> **Problem statement**
Copy out all lines carrying the word "marker".

:: Data excerpts

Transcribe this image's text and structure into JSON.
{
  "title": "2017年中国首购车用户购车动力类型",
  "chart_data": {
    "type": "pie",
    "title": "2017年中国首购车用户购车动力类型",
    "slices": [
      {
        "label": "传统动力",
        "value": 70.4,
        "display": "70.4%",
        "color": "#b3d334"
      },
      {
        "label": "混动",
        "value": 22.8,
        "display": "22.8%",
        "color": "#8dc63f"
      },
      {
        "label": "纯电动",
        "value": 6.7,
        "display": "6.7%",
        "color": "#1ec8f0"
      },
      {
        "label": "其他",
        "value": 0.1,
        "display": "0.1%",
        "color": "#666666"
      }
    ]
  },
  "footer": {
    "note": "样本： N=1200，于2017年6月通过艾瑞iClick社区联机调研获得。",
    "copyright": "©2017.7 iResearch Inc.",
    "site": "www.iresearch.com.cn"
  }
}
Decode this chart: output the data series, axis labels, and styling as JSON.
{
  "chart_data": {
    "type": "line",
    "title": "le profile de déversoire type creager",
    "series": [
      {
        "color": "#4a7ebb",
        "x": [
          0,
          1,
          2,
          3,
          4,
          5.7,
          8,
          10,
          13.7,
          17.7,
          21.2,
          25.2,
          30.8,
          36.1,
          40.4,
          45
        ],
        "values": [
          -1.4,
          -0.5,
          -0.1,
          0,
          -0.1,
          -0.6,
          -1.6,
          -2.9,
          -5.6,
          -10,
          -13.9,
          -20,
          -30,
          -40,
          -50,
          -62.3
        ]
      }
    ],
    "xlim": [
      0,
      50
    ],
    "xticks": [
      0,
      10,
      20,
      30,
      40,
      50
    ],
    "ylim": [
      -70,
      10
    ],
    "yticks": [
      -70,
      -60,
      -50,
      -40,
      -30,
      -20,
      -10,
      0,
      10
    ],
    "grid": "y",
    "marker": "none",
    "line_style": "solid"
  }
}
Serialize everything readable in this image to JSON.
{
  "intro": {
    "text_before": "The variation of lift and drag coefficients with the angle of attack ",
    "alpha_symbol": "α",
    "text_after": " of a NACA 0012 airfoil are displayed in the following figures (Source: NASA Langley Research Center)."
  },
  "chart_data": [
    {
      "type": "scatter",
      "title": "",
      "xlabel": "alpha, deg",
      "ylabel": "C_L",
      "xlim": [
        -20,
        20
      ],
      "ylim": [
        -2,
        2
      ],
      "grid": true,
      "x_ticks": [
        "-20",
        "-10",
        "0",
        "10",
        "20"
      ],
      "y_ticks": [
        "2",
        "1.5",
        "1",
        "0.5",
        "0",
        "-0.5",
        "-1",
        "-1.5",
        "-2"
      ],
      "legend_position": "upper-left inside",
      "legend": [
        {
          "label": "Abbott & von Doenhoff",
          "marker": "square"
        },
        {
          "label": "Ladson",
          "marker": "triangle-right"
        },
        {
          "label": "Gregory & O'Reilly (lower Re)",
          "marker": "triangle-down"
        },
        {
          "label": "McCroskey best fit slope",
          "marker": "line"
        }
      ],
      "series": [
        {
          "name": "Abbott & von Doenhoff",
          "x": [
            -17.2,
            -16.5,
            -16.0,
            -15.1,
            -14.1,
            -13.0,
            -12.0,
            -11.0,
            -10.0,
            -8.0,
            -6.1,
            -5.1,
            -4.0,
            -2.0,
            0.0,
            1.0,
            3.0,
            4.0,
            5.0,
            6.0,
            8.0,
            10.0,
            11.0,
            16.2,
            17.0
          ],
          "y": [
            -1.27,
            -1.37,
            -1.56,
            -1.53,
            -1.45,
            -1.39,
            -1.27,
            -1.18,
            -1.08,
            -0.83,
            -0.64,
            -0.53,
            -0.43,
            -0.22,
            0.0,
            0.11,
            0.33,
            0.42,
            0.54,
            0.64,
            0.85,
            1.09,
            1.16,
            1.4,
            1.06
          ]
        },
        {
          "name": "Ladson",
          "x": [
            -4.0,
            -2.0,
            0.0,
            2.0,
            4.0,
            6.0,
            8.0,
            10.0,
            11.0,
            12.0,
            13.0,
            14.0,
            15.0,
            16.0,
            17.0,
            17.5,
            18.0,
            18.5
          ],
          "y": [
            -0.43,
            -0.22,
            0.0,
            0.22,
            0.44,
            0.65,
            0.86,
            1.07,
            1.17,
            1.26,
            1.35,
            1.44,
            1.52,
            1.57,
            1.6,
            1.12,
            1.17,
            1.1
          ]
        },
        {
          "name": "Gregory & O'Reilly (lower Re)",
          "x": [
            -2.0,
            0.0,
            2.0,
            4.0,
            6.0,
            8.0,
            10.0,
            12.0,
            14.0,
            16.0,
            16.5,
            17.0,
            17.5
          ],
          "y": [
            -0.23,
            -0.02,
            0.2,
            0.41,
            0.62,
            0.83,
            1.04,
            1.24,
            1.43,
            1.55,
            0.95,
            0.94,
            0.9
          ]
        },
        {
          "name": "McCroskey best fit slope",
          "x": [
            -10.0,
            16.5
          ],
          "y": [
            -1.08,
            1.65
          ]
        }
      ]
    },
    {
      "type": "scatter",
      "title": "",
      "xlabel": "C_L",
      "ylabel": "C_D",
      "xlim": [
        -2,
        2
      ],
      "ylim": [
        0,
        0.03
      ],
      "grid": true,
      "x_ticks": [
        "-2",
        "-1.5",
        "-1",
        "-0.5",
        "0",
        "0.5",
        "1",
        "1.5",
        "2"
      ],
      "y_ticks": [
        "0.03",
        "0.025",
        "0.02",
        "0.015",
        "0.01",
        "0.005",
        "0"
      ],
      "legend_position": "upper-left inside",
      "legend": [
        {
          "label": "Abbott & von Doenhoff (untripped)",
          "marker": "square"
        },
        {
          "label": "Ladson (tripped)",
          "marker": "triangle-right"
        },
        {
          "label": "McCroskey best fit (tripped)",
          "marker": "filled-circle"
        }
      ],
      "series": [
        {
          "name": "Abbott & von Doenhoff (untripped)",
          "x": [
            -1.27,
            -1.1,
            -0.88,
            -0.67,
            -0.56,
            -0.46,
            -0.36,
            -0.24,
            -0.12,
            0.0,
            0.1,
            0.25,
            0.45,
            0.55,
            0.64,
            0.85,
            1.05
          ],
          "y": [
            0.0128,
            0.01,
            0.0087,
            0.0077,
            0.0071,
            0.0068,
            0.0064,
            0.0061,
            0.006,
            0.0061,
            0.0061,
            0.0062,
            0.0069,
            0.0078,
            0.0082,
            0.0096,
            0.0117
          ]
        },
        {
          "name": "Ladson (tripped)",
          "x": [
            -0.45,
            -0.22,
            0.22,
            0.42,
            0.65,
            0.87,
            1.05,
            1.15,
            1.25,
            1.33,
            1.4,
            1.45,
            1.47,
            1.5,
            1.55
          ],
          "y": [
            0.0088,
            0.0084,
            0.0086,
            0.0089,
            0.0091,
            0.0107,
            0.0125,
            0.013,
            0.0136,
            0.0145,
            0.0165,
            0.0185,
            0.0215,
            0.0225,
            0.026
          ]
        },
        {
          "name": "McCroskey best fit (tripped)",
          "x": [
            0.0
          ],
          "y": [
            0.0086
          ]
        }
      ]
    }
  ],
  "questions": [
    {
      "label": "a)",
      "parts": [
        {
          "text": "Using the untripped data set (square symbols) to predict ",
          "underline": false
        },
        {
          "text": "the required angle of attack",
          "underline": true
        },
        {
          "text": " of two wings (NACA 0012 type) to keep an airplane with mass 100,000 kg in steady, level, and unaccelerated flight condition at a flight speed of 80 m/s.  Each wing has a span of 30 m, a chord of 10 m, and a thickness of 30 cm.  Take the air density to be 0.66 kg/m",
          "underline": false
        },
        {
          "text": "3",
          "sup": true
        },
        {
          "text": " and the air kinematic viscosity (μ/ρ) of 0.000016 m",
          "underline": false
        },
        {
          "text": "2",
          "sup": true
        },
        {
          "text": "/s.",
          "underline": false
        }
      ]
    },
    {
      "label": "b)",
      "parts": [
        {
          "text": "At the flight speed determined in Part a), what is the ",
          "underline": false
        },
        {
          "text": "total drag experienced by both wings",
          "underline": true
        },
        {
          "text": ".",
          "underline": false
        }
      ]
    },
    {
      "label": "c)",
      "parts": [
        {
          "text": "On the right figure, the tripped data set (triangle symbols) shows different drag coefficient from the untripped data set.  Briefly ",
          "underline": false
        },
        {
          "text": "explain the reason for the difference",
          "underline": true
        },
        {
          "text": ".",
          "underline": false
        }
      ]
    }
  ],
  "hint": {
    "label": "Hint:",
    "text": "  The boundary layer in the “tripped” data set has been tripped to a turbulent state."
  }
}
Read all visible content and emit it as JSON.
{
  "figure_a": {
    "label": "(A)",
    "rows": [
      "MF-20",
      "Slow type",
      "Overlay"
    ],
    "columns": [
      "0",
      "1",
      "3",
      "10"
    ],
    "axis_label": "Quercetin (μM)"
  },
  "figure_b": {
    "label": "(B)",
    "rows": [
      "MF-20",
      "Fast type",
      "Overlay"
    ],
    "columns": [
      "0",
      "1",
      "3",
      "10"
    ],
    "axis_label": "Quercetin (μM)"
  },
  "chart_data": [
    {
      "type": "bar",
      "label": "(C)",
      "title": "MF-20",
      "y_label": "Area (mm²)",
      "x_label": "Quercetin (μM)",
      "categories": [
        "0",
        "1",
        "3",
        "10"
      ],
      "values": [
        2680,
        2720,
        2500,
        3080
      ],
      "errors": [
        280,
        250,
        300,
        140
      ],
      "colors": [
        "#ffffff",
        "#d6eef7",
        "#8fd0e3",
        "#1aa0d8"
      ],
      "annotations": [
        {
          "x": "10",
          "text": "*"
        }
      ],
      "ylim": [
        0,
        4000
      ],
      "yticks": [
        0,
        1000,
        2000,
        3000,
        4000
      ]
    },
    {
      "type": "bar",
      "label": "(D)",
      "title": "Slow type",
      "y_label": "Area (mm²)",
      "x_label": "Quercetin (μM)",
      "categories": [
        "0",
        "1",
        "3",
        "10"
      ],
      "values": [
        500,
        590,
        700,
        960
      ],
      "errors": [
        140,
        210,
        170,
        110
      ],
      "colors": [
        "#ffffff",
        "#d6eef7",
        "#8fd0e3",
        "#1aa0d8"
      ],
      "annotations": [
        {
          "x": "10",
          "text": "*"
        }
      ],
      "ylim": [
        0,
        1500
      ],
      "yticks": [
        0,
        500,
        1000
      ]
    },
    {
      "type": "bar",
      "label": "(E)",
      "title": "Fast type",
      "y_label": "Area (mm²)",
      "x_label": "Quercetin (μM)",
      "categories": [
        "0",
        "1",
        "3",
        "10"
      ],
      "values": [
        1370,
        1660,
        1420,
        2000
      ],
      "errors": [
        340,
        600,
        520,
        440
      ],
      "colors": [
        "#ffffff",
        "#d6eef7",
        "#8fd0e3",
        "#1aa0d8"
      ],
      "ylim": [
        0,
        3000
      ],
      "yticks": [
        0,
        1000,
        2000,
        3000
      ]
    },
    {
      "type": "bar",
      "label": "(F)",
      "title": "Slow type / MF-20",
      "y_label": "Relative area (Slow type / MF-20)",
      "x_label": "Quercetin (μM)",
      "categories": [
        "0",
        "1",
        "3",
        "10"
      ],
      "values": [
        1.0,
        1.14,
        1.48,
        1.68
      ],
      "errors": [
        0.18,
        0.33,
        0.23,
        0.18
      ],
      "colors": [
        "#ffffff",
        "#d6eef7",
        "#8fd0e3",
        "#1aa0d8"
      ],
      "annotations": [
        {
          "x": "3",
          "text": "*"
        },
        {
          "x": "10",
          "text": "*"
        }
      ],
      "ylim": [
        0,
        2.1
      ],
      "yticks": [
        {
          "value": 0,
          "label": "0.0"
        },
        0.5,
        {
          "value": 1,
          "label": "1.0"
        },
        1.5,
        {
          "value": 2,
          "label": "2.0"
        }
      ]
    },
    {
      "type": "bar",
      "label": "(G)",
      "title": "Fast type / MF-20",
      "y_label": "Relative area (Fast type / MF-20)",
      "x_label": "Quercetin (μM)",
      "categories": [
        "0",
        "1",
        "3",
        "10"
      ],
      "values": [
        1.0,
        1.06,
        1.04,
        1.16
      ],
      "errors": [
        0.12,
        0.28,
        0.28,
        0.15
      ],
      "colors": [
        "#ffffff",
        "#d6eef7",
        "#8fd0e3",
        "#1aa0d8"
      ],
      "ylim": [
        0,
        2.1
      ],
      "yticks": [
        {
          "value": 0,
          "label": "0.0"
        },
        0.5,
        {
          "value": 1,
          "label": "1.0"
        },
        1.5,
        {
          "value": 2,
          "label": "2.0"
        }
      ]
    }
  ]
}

::::

> **Written response**
    "marker": "none",
          "marker": "square"
          "marker": "triangle-right"
          "marker": "triangle-down"
          "marker": "line"
          "marker": "square"
          "marker": "triangle-right"
          "marker": "filled-circle"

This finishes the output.